## Job:
Copy every line of the data in which the word "العمل" occurs.

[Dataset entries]
────

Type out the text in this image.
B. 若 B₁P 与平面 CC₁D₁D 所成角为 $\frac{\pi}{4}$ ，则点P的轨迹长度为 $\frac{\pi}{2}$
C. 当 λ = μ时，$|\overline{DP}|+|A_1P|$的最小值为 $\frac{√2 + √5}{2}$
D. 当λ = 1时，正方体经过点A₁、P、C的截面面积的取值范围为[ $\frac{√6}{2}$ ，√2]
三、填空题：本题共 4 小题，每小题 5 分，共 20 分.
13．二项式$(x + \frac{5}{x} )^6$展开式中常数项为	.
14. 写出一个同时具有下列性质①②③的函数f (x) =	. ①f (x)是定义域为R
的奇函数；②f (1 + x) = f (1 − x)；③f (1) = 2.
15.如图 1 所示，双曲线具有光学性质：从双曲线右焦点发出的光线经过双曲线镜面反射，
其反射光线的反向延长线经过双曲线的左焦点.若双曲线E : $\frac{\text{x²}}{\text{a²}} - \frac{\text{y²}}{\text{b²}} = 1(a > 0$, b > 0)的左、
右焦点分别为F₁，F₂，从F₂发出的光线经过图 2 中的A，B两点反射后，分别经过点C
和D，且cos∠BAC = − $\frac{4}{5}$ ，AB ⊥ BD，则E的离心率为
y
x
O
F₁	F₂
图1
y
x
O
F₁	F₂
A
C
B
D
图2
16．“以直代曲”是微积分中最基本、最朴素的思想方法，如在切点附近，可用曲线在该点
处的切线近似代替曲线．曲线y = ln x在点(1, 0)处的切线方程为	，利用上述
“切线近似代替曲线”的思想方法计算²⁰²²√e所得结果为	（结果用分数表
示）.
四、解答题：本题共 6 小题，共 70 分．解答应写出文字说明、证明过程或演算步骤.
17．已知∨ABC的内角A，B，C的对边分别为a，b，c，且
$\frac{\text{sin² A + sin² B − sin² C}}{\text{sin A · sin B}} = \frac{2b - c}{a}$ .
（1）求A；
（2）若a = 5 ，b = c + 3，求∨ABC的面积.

────

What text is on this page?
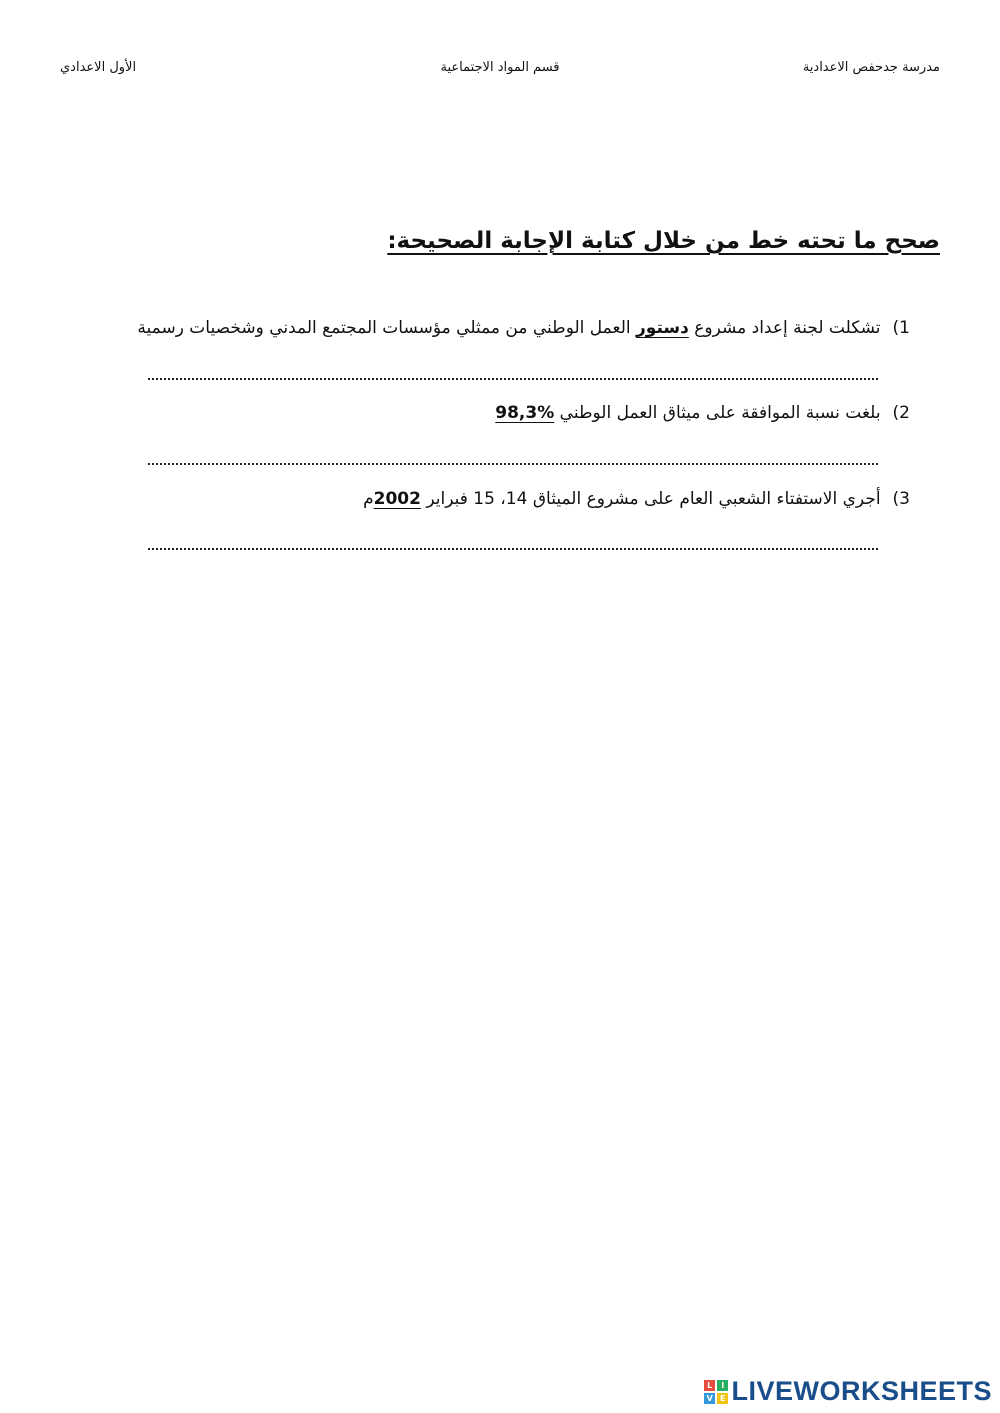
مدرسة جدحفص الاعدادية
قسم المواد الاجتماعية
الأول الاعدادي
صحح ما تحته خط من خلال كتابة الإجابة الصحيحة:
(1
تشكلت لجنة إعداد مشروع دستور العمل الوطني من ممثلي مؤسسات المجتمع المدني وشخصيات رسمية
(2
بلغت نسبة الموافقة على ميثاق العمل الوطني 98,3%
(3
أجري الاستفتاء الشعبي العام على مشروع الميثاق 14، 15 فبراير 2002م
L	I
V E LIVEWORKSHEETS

────

## Output for this task:
تشكلت لجنة إعداد مشروع دستور العمل الوطني من ممثلي مؤسسات المجتمع المدني وشخصيات رسمية
بلغت نسبة الموافقة على ميثاق العمل الوطني 98,3%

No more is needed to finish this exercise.